What to do: Tally the lines in the records below that contain the word "joining". State only the resulting number.

Supplied material:
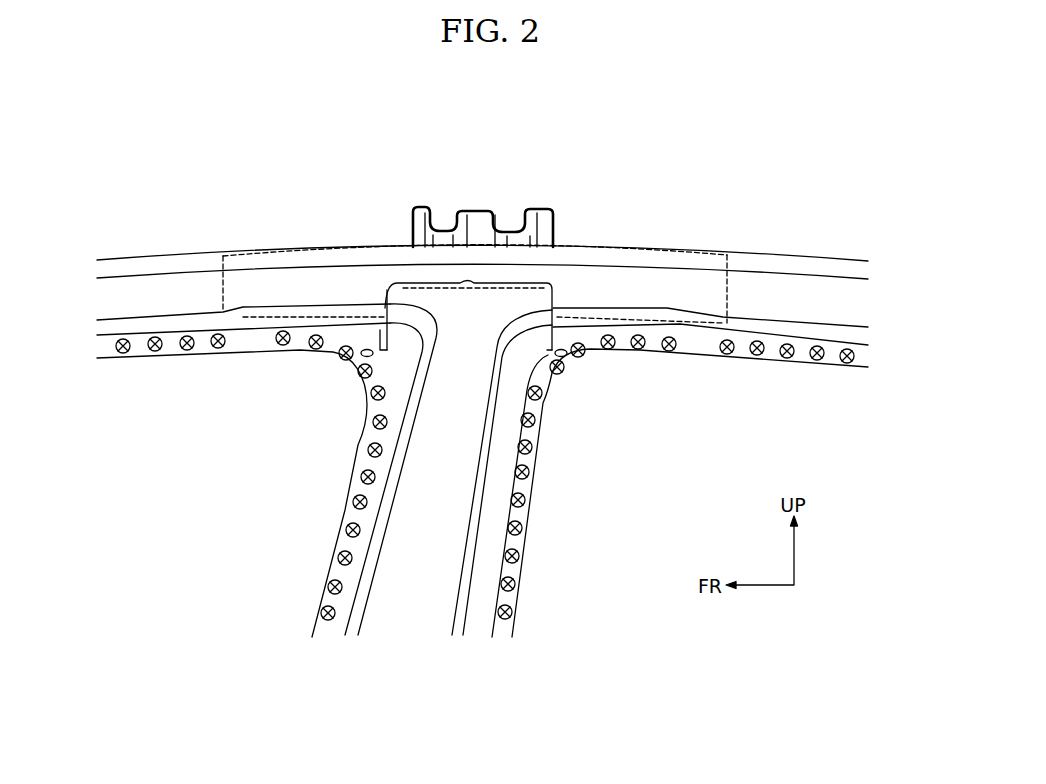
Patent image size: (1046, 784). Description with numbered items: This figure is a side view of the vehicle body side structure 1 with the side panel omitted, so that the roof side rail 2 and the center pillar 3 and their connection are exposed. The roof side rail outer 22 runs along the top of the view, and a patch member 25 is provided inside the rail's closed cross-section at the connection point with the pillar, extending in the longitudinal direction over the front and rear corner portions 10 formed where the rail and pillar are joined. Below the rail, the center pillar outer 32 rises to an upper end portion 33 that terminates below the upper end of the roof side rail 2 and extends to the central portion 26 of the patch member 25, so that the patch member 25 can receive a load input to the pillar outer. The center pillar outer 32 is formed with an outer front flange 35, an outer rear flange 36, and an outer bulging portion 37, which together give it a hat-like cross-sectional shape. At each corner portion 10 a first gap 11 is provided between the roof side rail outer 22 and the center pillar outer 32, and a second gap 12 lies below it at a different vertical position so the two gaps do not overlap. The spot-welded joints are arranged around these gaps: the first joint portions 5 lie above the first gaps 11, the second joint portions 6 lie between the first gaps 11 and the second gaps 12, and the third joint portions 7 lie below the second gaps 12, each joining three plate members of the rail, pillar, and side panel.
* * *
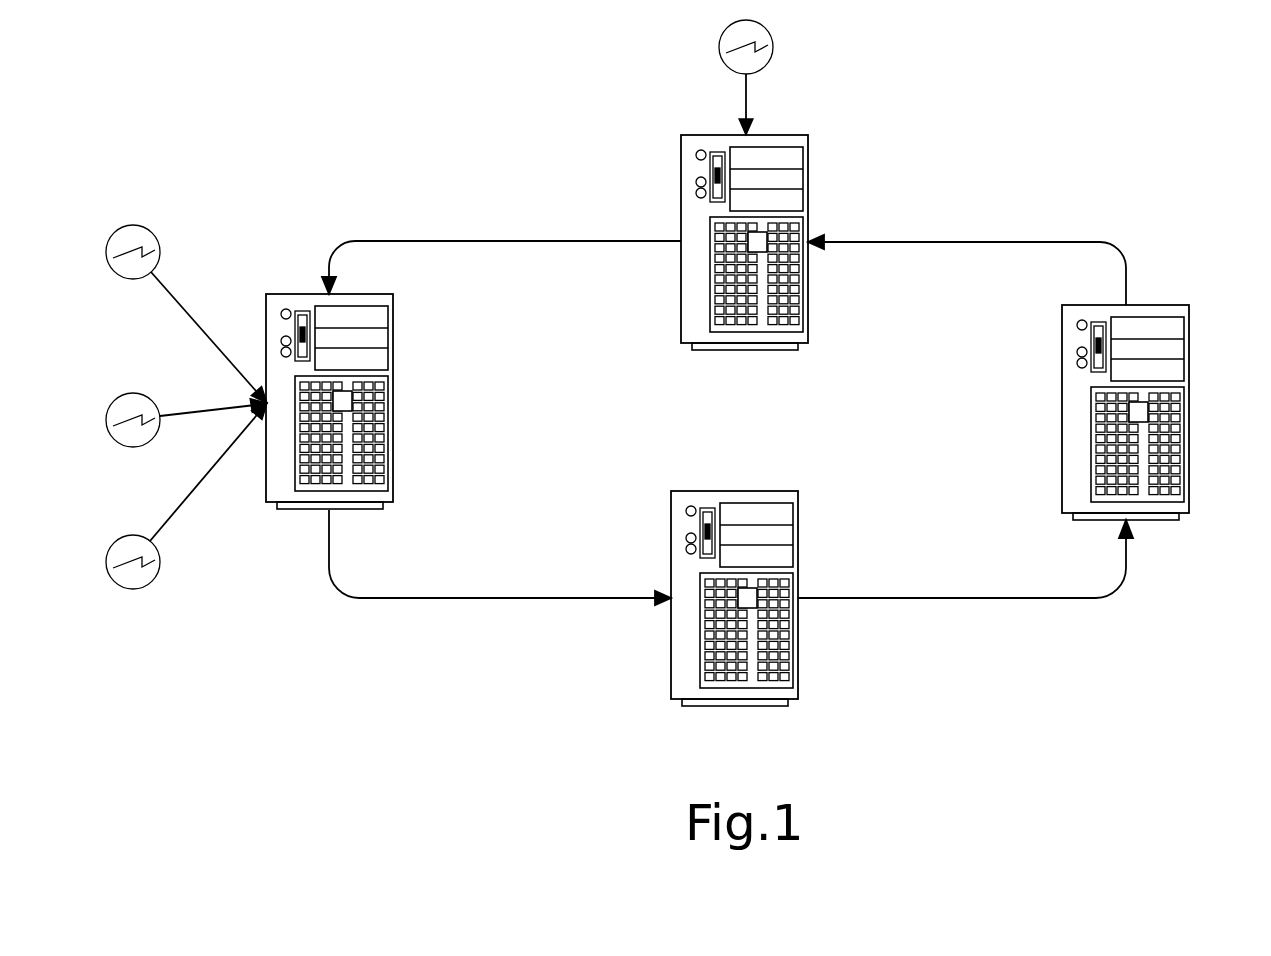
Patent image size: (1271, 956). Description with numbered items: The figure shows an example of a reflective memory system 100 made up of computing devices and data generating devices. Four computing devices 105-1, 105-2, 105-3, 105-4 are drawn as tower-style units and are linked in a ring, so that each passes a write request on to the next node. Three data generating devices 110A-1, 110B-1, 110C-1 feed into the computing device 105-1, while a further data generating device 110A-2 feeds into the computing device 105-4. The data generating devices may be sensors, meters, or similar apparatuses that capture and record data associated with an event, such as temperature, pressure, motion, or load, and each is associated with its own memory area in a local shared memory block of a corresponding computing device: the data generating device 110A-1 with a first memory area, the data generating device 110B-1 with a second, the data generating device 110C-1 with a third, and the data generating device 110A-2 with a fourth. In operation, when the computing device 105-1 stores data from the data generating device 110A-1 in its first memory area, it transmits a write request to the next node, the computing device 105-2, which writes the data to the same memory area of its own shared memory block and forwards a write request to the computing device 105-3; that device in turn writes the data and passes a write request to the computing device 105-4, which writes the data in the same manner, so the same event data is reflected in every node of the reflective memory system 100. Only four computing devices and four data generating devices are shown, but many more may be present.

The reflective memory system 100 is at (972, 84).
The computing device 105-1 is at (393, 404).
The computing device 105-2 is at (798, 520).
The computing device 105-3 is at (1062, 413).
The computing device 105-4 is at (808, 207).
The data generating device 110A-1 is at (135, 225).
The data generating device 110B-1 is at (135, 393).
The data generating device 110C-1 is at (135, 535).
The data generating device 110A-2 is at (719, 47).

Exercise answer: 1